Restate the data below word for word, leaving nothing out.

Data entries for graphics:
* * * * * * * * *
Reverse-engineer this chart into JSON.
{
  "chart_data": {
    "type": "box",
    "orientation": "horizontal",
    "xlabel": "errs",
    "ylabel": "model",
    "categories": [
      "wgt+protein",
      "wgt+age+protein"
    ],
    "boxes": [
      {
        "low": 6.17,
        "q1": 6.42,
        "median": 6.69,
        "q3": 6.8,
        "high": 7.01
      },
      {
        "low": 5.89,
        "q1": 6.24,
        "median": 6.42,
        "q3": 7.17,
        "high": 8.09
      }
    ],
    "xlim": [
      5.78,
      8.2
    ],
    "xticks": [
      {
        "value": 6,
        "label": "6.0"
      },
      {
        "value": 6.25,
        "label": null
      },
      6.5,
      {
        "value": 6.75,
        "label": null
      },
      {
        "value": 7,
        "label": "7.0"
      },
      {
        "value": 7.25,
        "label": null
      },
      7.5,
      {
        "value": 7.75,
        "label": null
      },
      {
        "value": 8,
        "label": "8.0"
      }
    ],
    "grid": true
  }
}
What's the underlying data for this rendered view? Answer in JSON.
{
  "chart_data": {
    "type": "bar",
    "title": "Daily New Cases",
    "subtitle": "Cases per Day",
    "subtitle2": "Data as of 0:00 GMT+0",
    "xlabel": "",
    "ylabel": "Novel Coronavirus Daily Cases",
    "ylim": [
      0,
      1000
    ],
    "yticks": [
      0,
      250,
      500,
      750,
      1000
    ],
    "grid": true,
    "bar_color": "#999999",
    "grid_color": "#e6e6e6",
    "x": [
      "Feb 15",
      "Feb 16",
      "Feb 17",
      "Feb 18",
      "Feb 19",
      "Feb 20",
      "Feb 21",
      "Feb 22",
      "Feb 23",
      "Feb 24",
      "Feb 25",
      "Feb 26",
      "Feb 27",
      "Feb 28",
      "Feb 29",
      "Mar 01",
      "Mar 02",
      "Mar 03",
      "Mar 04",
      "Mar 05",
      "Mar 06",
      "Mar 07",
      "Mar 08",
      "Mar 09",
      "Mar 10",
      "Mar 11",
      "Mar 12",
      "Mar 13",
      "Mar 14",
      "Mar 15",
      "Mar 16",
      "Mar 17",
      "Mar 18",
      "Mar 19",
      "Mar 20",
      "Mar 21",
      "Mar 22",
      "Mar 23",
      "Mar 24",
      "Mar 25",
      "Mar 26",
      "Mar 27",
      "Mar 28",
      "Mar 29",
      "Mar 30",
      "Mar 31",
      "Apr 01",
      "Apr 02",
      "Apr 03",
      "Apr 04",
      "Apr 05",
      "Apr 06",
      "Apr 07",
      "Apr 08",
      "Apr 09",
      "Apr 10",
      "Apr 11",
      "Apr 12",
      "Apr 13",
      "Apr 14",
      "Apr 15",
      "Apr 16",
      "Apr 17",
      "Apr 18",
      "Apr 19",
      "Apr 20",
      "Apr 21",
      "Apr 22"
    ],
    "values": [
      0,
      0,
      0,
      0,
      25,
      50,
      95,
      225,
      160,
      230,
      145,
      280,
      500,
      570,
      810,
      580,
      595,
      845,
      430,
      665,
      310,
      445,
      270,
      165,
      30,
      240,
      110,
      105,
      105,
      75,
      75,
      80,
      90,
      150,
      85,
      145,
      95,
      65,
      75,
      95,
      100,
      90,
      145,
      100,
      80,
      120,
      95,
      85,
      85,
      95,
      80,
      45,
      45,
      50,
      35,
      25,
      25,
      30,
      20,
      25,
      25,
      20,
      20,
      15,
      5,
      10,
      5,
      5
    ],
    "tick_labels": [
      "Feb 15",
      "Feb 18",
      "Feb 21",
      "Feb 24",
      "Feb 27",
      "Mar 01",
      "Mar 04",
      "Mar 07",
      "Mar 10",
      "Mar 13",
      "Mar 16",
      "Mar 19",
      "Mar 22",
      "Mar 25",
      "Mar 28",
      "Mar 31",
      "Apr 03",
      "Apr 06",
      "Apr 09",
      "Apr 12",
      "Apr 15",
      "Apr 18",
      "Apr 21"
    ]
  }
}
* * * * * * * * *
* [Final answer]:
Reverse-engineer this chart into JSON.
{
  "chart_data": {
    "type": "box",
    "orientation": "horizontal",
    "xlabel": "errs",
    "ylabel": "model",
    "categories": [
      "wgt+protein",
      "wgt+age+protein"
    ],
    "boxes": [
      {
        "low": 6.17,
        "q1": 6.42,
        "median": 6.69,
        "q3": 6.8,
        "high": 7.01
      },
      {
        "low": 5.89,
        "q1": 6.24,
        "median": 6.42,
        "q3": 7.17,
        "high": 8.09
      }
    ],
    "xlim": [
      5.78,
      8.2
    ],
    "xticks": [
      {
        "value": 6,
        "label": "6.0"
      },
      {
        "value": 6.25,
        "label": null
      },
      6.5,
      {
        "value": 6.75,
        "label": null
      },
      {
        "value": 7,
        "label": "7.0"
      },
      {
        "value": 7.25,
        "label": null
      },
      7.5,
      {
        "value": 7.75,
        "label": null
      },
      {
        "value": 8,
        "label": "8.0"
      }
    ],
    "grid": true
  }
}
What's the underlying data for this rendered view? Answer in JSON.
{
  "chart_data": {
    "type": "bar",
    "title": "Daily New Cases",
    "subtitle": "Cases per Day",
    "subtitle2": "Data as of 0:00 GMT+0",
    "xlabel": "",
    "ylabel": "Novel Coronavirus Daily Cases",
    "ylim": [
      0,
      1000
    ],
    "yticks": [
      0,
      250,
      500,
      750,
      1000
    ],
    "grid": true,
    "bar_color": "#999999",
    "grid_color": "#e6e6e6",
    "x": [
      "Feb 15",
      "Feb 16",
      "Feb 17",
      "Feb 18",
      "Feb 19",
      "Feb 20",
      "Feb 21",
      "Feb 22",
      "Feb 23",
      "Feb 24",
      "Feb 25",
      "Feb 26",
      "Feb 27",
      "Feb 28",
      "Feb 29",
      "Mar 01",
      "Mar 02",
      "Mar 03",
      "Mar 04",
      "Mar 05",
      "Mar 06",
      "Mar 07",
      "Mar 08",
      "Mar 09",
      "Mar 10",
      "Mar 11",
      "Mar 12",
      "Mar 13",
      "Mar 14",
      "Mar 15",
      "Mar 16",
      "Mar 17",
      "Mar 18",
      "Mar 19",
      "Mar 20",
      "Mar 21",
      "Mar 22",
      "Mar 23",
      "Mar 24",
      "Mar 25",
      "Mar 26",
      "Mar 27",
      "Mar 28",
      "Mar 29",
      "Mar 30",
      "Mar 31",
      "Apr 01",
      "Apr 02",
      "Apr 03",
      "Apr 04",
      "Apr 05",
      "Apr 06",
      "Apr 07",
      "Apr 08",
      "Apr 09",
      "Apr 10",
      "Apr 11",
      "Apr 12",
      "Apr 13",
      "Apr 14",
      "Apr 15",
      "Apr 16",
      "Apr 17",
      "Apr 18",
      "Apr 19",
      "Apr 20",
      "Apr 21",
      "Apr 22"
    ],
    "values": [
      0,
      0,
      0,
      0,
      25,
      50,
      95,
      225,
      160,
      230,
      145,
      280,
      500,
      570,
      810,
      580,
      595,
      845,
      430,
      665,
      310,
      445,
      270,
      165,
      30,
      240,
      110,
      105,
      105,
      75,
      75,
      80,
      90,
      150,
      85,
      145,
      95,
      65,
      75,
      95,
      100,
      90,
      145,
      100,
      80,
      120,
      95,
      85,
      85,
      95,
      80,
      45,
      45,
      50,
      35,
      25,
      25,
      30,
      20,
      25,
      25,
      20,
      20,
      15,
      5,
      10,
      5,
      5
    ],
    "tick_labels": [
      "Feb 15",
      "Feb 18",
      "Feb 21",
      "Feb 24",
      "Feb 27",
      "Mar 01",
      "Mar 04",
      "Mar 07",
      "Mar 10",
      "Mar 13",
      "Mar 16",
      "Mar 19",
      "Mar 22",
      "Mar 25",
      "Mar 28",
      "Mar 31",
      "Apr 03",
      "Apr 06",
      "Apr 09",
      "Apr 12",
      "Apr 15",
      "Apr 18",
      "Apr 21"
    ]
  }
}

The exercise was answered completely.